§ **Required task**:
Your task is to output the entries below word for word.

-- start of Task input --

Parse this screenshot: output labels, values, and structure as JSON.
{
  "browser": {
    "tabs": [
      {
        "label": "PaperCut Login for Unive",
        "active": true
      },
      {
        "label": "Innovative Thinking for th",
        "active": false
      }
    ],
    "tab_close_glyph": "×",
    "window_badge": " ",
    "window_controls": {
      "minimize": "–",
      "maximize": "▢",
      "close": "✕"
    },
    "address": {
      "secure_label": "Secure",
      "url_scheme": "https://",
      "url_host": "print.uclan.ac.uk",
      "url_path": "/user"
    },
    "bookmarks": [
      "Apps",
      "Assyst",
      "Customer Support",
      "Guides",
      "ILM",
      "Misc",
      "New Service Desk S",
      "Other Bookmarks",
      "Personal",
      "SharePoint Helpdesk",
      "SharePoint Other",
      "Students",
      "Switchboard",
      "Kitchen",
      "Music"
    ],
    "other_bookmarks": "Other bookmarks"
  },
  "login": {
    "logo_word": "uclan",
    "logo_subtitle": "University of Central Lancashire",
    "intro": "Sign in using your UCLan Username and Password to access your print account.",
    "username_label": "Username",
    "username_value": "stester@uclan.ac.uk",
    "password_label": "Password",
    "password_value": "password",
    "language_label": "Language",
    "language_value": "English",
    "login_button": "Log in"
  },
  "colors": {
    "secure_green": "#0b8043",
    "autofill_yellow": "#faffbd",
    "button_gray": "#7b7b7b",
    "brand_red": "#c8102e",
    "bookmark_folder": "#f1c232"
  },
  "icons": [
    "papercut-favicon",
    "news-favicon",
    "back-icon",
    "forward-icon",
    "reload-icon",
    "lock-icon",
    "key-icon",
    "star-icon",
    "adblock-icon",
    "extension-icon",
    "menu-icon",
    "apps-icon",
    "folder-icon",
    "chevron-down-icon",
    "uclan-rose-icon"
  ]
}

-- end of Task input --

§ **Finished exercise**:
Parse this screenshot: output labels, values, and structure as JSON.
{
  "browser": {
    "tabs": [
      {
        "label": "PaperCut Login for Unive",
        "active": true
      },
      {
        "label": "Innovative Thinking for th",
        "active": false
      }
    ],
    "tab_close_glyph": "×",
    "window_badge": " ",
    "window_controls": {
      "minimize": "–",
      "maximize": "▢",
      "close": "✕"
    },
    "address": {
      "secure_label": "Secure",
      "url_scheme": "https://",
      "url_host": "print.uclan.ac.uk",
      "url_path": "/user"
    },
    "bookmarks": [
      "Apps",
      "Assyst",
      "Customer Support",
      "Guides",
      "ILM",
      "Misc",
      "New Service Desk S",
      "Other Bookmarks",
      "Personal",
      "SharePoint Helpdesk",
      "SharePoint Other",
      "Students",
      "Switchboard",
      "Kitchen",
      "Music"
    ],
    "other_bookmarks": "Other bookmarks"
  },
  "login": {
    "logo_word": "uclan",
    "logo_subtitle": "University of Central Lancashire",
    "intro": "Sign in using your UCLan Username and Password to access your print account.",
    "username_label": "Username",
    "username_value": "stester@uclan.ac.uk",
    "password_label": "Password",
    "password_value": "password",
    "language_label": "Language",
    "language_value": "English",
    "login_button": "Log in"
  },
  "colors": {
    "secure_green": "#0b8043",
    "autofill_yellow": "#faffbd",
    "button_gray": "#7b7b7b",
    "brand_red": "#c8102e",
    "bookmark_folder": "#f1c232"
  },
  "icons": [
    "papercut-favicon",
    "news-favicon",
    "back-icon",
    "forward-icon",
    "reload-icon",
    "lock-icon",
    "key-icon",
    "star-icon",
    "adblock-icon",
    "extension-icon",
    "menu-icon",
    "apps-icon",
    "folder-icon",
    "chevron-down-icon",
    "uclan-rose-icon"
  ]
}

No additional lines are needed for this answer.